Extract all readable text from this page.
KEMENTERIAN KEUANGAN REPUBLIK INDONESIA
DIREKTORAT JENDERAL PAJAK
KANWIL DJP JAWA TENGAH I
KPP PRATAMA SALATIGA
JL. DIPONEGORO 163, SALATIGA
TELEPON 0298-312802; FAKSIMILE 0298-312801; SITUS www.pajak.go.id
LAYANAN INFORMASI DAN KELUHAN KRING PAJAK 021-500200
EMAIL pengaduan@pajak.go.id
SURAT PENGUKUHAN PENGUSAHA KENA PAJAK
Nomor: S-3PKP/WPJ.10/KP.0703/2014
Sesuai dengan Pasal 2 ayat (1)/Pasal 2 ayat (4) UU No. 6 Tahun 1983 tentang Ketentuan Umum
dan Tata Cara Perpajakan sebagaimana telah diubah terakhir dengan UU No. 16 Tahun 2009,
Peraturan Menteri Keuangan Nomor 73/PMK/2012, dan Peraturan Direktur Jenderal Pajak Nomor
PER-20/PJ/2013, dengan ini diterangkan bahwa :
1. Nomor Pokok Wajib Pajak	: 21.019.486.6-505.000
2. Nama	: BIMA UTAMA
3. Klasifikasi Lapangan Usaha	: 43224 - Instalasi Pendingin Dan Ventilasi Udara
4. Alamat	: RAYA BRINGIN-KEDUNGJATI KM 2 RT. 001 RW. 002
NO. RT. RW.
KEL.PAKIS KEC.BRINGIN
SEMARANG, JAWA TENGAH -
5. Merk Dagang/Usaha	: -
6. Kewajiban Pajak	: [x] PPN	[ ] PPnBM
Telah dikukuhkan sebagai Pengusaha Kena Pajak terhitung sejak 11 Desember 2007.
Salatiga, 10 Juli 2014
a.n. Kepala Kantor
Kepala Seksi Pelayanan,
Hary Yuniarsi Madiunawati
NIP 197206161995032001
* * * * *
» Problem to work on
The records above must be output exactly, in full.

» Solution to the problem
Extract all readable text from this page.
KEMENTERIAN KEUANGAN REPUBLIK INDONESIA
DIREKTORAT JENDERAL PAJAK
KANWIL DJP JAWA TENGAH I
KPP PRATAMA SALATIGA
JL. DIPONEGORO 163, SALATIGA
TELEPON 0298-312802; FAKSIMILE 0298-312801; SITUS www.pajak.go.id
LAYANAN INFORMASI DAN KELUHAN KRING PAJAK 021-500200
EMAIL pengaduan@pajak.go.id
SURAT PENGUKUHAN PENGUSAHA KENA PAJAK
Nomor: S-3PKP/WPJ.10/KP.0703/2014
Sesuai dengan Pasal 2 ayat (1)/Pasal 2 ayat (4) UU No. 6 Tahun 1983 tentang Ketentuan Umum
dan Tata Cara Perpajakan sebagaimana telah diubah terakhir dengan UU No. 16 Tahun 2009,
Peraturan Menteri Keuangan Nomor 73/PMK/2012, dan Peraturan Direktur Jenderal Pajak Nomor
PER-20/PJ/2013, dengan ini diterangkan bahwa :
1. Nomor Pokok Wajib Pajak	: 21.019.486.6-505.000
2. Nama	: BIMA UTAMA
3. Klasifikasi Lapangan Usaha	: 43224 - Instalasi Pendingin Dan Ventilasi Udara
4. Alamat	: RAYA BRINGIN-KEDUNGJATI KM 2 RT. 001 RW. 002
NO. RT. RW.
KEL.PAKIS KEC.BRINGIN
SEMARANG, JAWA TENGAH -
5. Merk Dagang/Usaha	: -
6. Kewajiban Pajak	: [x] PPN	[ ] PPnBM
Telah dikukuhkan sebagai Pengusaha Kena Pajak terhitung sejak 11 Desember 2007.
Salatiga, 10 Juli 2014
a.n. Kepala Kantor
Kepala Seksi Pelayanan,
Hary Yuniarsi Madiunawati
NIP 197206161995032001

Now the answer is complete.